>> START Data section

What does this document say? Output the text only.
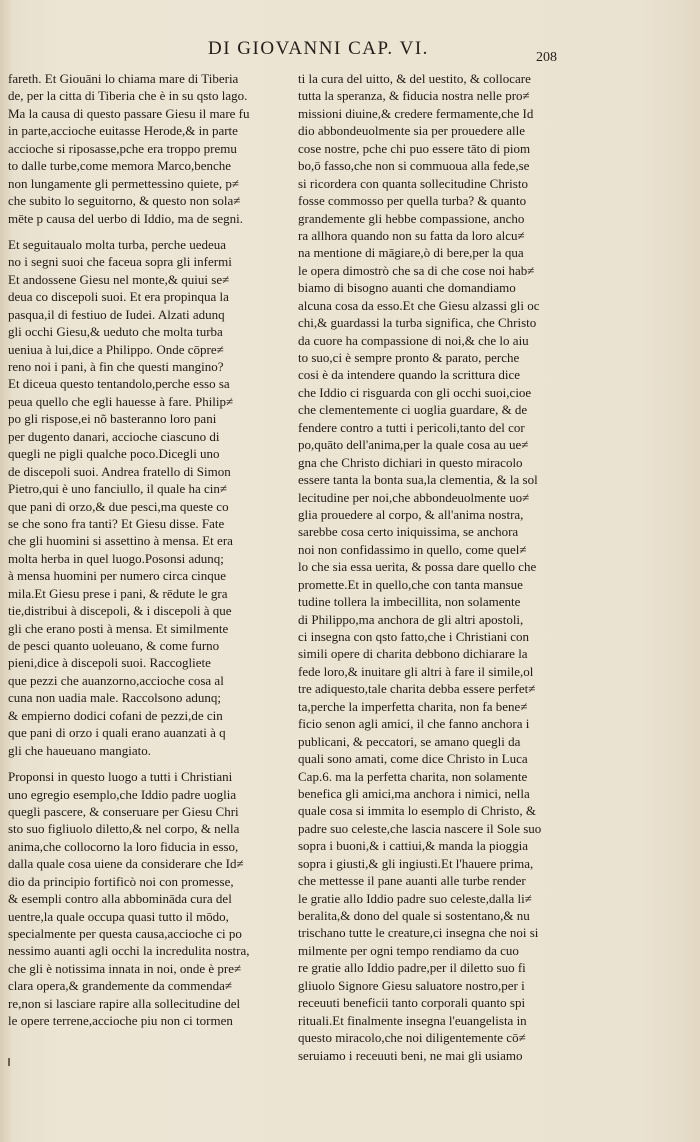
DI GIOVANNI CAP. VI.	208
fareth. Et Giouāni lo chiama mare di Tiberia
de, per la citta di Tiberia che è in su qsto lago.
Ma la causa di questo passare Giesu il mare fu
in parte,accioche euitasse Herode,& in parte
accioche si riposasse,pche era troppo premu
to dalle turbe,come memora Marco,benche
non lungamente gli permettessino quiete, p≠
che subito lo seguitorno, & questo non sola≠
mēte p causa del uerbo di Iddio, ma de segni.
Et seguitaualo molta turba, perche uedeua
no i segni suoi che faceua sopra gli infermi
Et andossene Giesu nel monte,& quiui se≠
deua co discepoli suoi. Et era propinqua la
pasqua,il di festiuo de Iudei. Alzati adunq
gli occhi Giesu,& ueduto che molta turba
ueniua à lui,dice a Philippo. Onde cōpre≠
reno noi i pani, à fin che questi mangino?
Et diceua questo tentandolo,perche esso sa
peua quello che egli hauesse à fare. Philip≠
po gli rispose,ei nõ basteranno loro pani
per dugento danari, accioche ciascuno di
quegli ne pigli qualche poco.Dicegli uno
de discepoli suoi. Andrea fratello di Simon
Pietro,qui è uno fanciullo, il quale ha cin≠
que pani di orzo,& due pesci,ma queste co
se che sono fra tanti? Et Giesu disse. Fate
che gli huomini si assettino à mensa. Et era
molta herba in quel luogo.Posonsi adunq;
à mensa huomini per numero circa cinque
mila.Et Giesu prese i pani, & rēdute le gra
tie,distribui à discepoli, & i discepoli à que
gli che erano posti à mensa. Et similmente
de pesci quanto uoleuano, & come furno
pieni,dice à discepoli suoi. Raccogliete
que pezzi che auanzorno,accioche cosa al
cuna non uadia male. Raccolsono adunq;
& empierno dodici cofani de pezzi,de cin
que pani di orzo i quali erano auanzati à q
gli che haueuano mangiato.
Proponsi in questo luogo a tutti i Christiani
uno egregio esemplo,che Iddio padre uoglia
quegli pascere, & conseruare per Giesu Chri
sto suo figliuolo diletto,& nel corpo, & nella
anima,che collocorno la loro fiducia in esso,
dalla quale cosa uiene da considerare che Id≠
dio da principio fortificò noi con promesse,
& esempli contro alla abbomināda cura del
uentre,la quale occupa quasi tutto il mōdo,
specialmente per questa causa,accioche ci po
nessimo auanti agli occhi la incredulita nostra,
che gli è notissima innata in noi, onde è pre≠
clara opera,& grandemente da commenda≠
re,non si lasciare rapire alla sollecitudine del
le opere terrene,accioche piu non ci tormen
ti la cura del uitto, & del uestito, & collocare
tutta la speranza, & fiducia nostra nelle pro≠
missioni diuine,& credere fermamente,che Id
dio abbondeuolmente sia per prouedere alle
cose nostre, pche chi puo essere tāto di piom
bo,ō fasso,che non si commuoua alla fede,se
si ricordera con quanta sollecitudine Christo
fosse commosso per quella turba? & quanto
grandemente gli hebbe compassione, ancho
ra allhora quando non su fatta da loro alcu≠
na mentione di māgiare,ò di bere,per la qua
le opera dimostrò che sa di che cose noi hab≠
biamo di bisogno auanti che domandiamo
alcuna cosa da esso.Et che Giesu alzassi gli oc
chi,& guardassi la turba significa, che Christo
da cuore ha compassione di noi,& che lo aiu
to suo,ci è sempre pronto & parato, perche
cosi è da intendere quando la scrittura dice
che Iddio ci risguarda con gli occhi suoi,cioe
che clementemente ci uoglia guardare, & de
fendere contro a tutti i pericoli,tanto del cor
po,quāto dell'anima,per la quale cosa au ue≠
gna che Christo dichiari in questo miracolo
essere tanta la bonta sua,la clementia, & la sol
lecitudine per noi,che abbondeuolmente uo≠
glia prouedere al corpo, & all'anima nostra,
sarebbe cosa certo iniquissima, se anchora
noi non confidassimo in quello, come quel≠
lo che sia essa uerita, & possa dare quello che
promette.Et in quello,che con tanta mansue
tudine tollera la imbecillita, non solamente
di Philippo,ma anchora de gli altri apostoli,
ci insegna con qsto fatto,che i Christiani con
simili opere di charita debbono dichiarare la
fede loro,& inuitare gli altri à fare il simile,ol
tre adiquesto,tale charita debba essere perfet≠
ta,perche la imperfetta charita, non fa bene≠
ficio senon agli amici, il che fanno anchora i
publicani, & peccatori, se amano quegli da
quali sono amati, come dice Christo in Luca
Cap.6. ma la perfetta charita, non solamente
benefica gli amici,ma anchora i nimici, nella
quale cosa si immita lo esemplo di Christo, &
padre suo celeste,che lascia nascere il Sole suo
sopra i buoni,& i cattiui,& manda la pioggia
sopra i giusti,& gli ingiusti.Et l'hauere prima,
che mettesse il pane auanti alle turbe render
le gratie allo Iddio padre suo celeste,dalla li≠
beralita,& dono del quale si sostentano,& nu
trischano tutte le creature,ci insegna che noi si
milmente per ogni tempo rendiamo da cuo
re gratie allo Iddio padre,per il diletto suo fi
gliuolo Signore Giesu saluatore nostro,per i
receuuti beneficii tanto corporali quanto spi
rituali.Et finalmente insegna l'euangelista in
questo miracolo,che noi diligentemente cō≠
seruiamo i receuuti beni, ne mai gli usiamo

>> END Data section

Short task.
Could you reproduce every record above exactly, leaving out the pictures?

Answer for the task.
What does this document say? Output the text only.
DI GIOVANNI CAP. VI.	208
fareth. Et Giouāni lo chiama mare di Tiberia
de, per la citta di Tiberia che è in su qsto lago.
Ma la causa di questo passare Giesu il mare fu
in parte,accioche euitasse Herode,& in parte
accioche si riposasse,pche era troppo premu
to dalle turbe,come memora Marco,benche
non lungamente gli permettessino quiete, p≠
che subito lo seguitorno, & questo non sola≠
mēte p causa del uerbo di Iddio, ma de segni.
Et seguitaualo molta turba, perche uedeua
no i segni suoi che faceua sopra gli infermi
Et andossene Giesu nel monte,& quiui se≠
deua co discepoli suoi. Et era propinqua la
pasqua,il di festiuo de Iudei. Alzati adunq
gli occhi Giesu,& ueduto che molta turba
ueniua à lui,dice a Philippo. Onde cōpre≠
reno noi i pani, à fin che questi mangino?
Et diceua questo tentandolo,perche esso sa
peua quello che egli hauesse à fare. Philip≠
po gli rispose,ei nõ basteranno loro pani
per dugento danari, accioche ciascuno di
quegli ne pigli qualche poco.Dicegli uno
de discepoli suoi. Andrea fratello di Simon
Pietro,qui è uno fanciullo, il quale ha cin≠
que pani di orzo,& due pesci,ma queste co
se che sono fra tanti? Et Giesu disse. Fate
che gli huomini si assettino à mensa. Et era
molta herba in quel luogo.Posonsi adunq;
à mensa huomini per numero circa cinque
mila.Et Giesu prese i pani, & rēdute le gra
tie,distribui à discepoli, & i discepoli à que
gli che erano posti à mensa. Et similmente
de pesci quanto uoleuano, & come furno
pieni,dice à discepoli suoi. Raccogliete
que pezzi che auanzorno,accioche cosa al
cuna non uadia male. Raccolsono adunq;
& empierno dodici cofani de pezzi,de cin
que pani di orzo i quali erano auanzati à q
gli che haueuano mangiato.
Proponsi in questo luogo a tutti i Christiani
uno egregio esemplo,che Iddio padre uoglia
quegli pascere, & conseruare per Giesu Chri
sto suo figliuolo diletto,& nel corpo, & nella
anima,che collocorno la loro fiducia in esso,
dalla quale cosa uiene da considerare che Id≠
dio da principio fortificò noi con promesse,
& esempli contro alla abbomināda cura del
uentre,la quale occupa quasi tutto il mōdo,
specialmente per questa causa,accioche ci po
nessimo auanti agli occhi la incredulita nostra,
che gli è notissima innata in noi, onde è pre≠
clara opera,& grandemente da commenda≠
re,non si lasciare rapire alla sollecitudine del
le opere terrene,accioche piu non ci tormen
ti la cura del uitto, & del uestito, & collocare
tutta la speranza, & fiducia nostra nelle pro≠
missioni diuine,& credere fermamente,che Id
dio abbondeuolmente sia per prouedere alle
cose nostre, pche chi puo essere tāto di piom
bo,ō fasso,che non si commuoua alla fede,se
si ricordera con quanta sollecitudine Christo
fosse commosso per quella turba? & quanto
grandemente gli hebbe compassione, ancho
ra allhora quando non su fatta da loro alcu≠
na mentione di māgiare,ò di bere,per la qua
le opera dimostrò che sa di che cose noi hab≠
biamo di bisogno auanti che domandiamo
alcuna cosa da esso.Et che Giesu alzassi gli oc
chi,& guardassi la turba significa, che Christo
da cuore ha compassione di noi,& che lo aiu
to suo,ci è sempre pronto & parato, perche
cosi è da intendere quando la scrittura dice
che Iddio ci risguarda con gli occhi suoi,cioe
che clementemente ci uoglia guardare, & de
fendere contro a tutti i pericoli,tanto del cor
po,quāto dell'anima,per la quale cosa au ue≠
gna che Christo dichiari in questo miracolo
essere tanta la bonta sua,la clementia, & la sol
lecitudine per noi,che abbondeuolmente uo≠
glia prouedere al corpo, & all'anima nostra,
sarebbe cosa certo iniquissima, se anchora
noi non confidassimo in quello, come quel≠
lo che sia essa uerita, & possa dare quello che
promette.Et in quello,che con tanta mansue
tudine tollera la imbecillita, non solamente
di Philippo,ma anchora de gli altri apostoli,
ci insegna con qsto fatto,che i Christiani con
simili opere di charita debbono dichiarare la
fede loro,& inuitare gli altri à fare il simile,ol
tre adiquesto,tale charita debba essere perfet≠
ta,perche la imperfetta charita, non fa bene≠
ficio senon agli amici, il che fanno anchora i
publicani, & peccatori, se amano quegli da
quali sono amati, come dice Christo in Luca
Cap.6. ma la perfetta charita, non solamente
benefica gli amici,ma anchora i nimici, nella
quale cosa si immita lo esemplo di Christo, &
padre suo celeste,che lascia nascere il Sole suo
sopra i buoni,& i cattiui,& manda la pioggia
sopra i giusti,& gli ingiusti.Et l'hauere prima,
che mettesse il pane auanti alle turbe render
le gratie allo Iddio padre suo celeste,dalla li≠
beralita,& dono del quale si sostentano,& nu
trischano tutte le creature,ci insegna che noi si
milmente per ogni tempo rendiamo da cuo
re gratie allo Iddio padre,per il diletto suo fi
gliuolo Signore Giesu saluatore nostro,per i
receuuti beneficii tanto corporali quanto spi
rituali.Et finalmente insegna l'euangelista in
questo miracolo,che noi diligentemente cō≠
seruiamo i receuuti beni, ne mai gli usiamo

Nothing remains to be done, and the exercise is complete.